Collected data
• • • • •

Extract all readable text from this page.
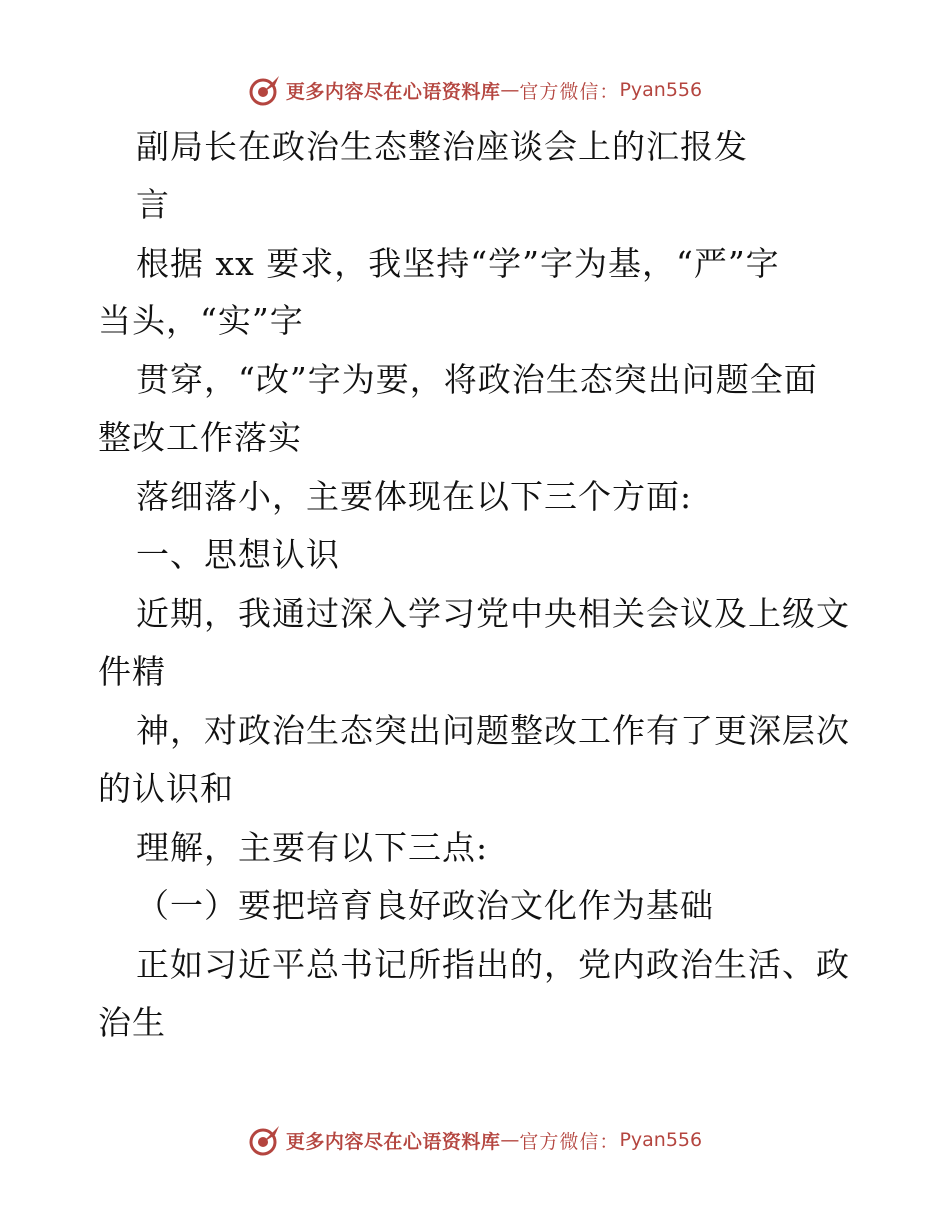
更多内容尽在心语资料库 — 官方微信： Pyan556
副局长在政治生态整治座谈会上的汇报发
言
根据 xx 要求，我坚持“学”字为基，“严”字
当头，“实”字
贯穿，“改”字为要，将政治生态突出问题全面
整改工作落实
落细落小，主要体现在以下三个方面:
一、思想认识
近期，我通过深入学习党中央相关会议及上级文
件精
神，对政治生态突出问题整改工作有了更深层次
的认识和
理解，主要有以下三点:
（一）要把培育良好政治文化作为基础
正如习近平总书记所指出的，党内政治生活、政
治生
更多内容尽在心语资料库 — 官方微信： Pyan556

• • • • •

Return the whole listing, word for word, and leave out every picture.

Reply to the task
Extract all readable text from this page.
更多内容尽在心语资料库 — 官方微信： Pyan556
副局长在政治生态整治座谈会上的汇报发
言
根据 xx 要求，我坚持“学”字为基，“严”字
当头，“实”字
贯穿，“改”字为要，将政治生态突出问题全面
整改工作落实
落细落小，主要体现在以下三个方面:
一、思想认识
近期，我通过深入学习党中央相关会议及上级文
件精
神，对政治生态突出问题整改工作有了更深层次
的认识和
理解，主要有以下三点:
（一）要把培育良好政治文化作为基础
正如习近平总书记所指出的，党内政治生活、政
治生
更多内容尽在心语资料库 — 官方微信： Pyan556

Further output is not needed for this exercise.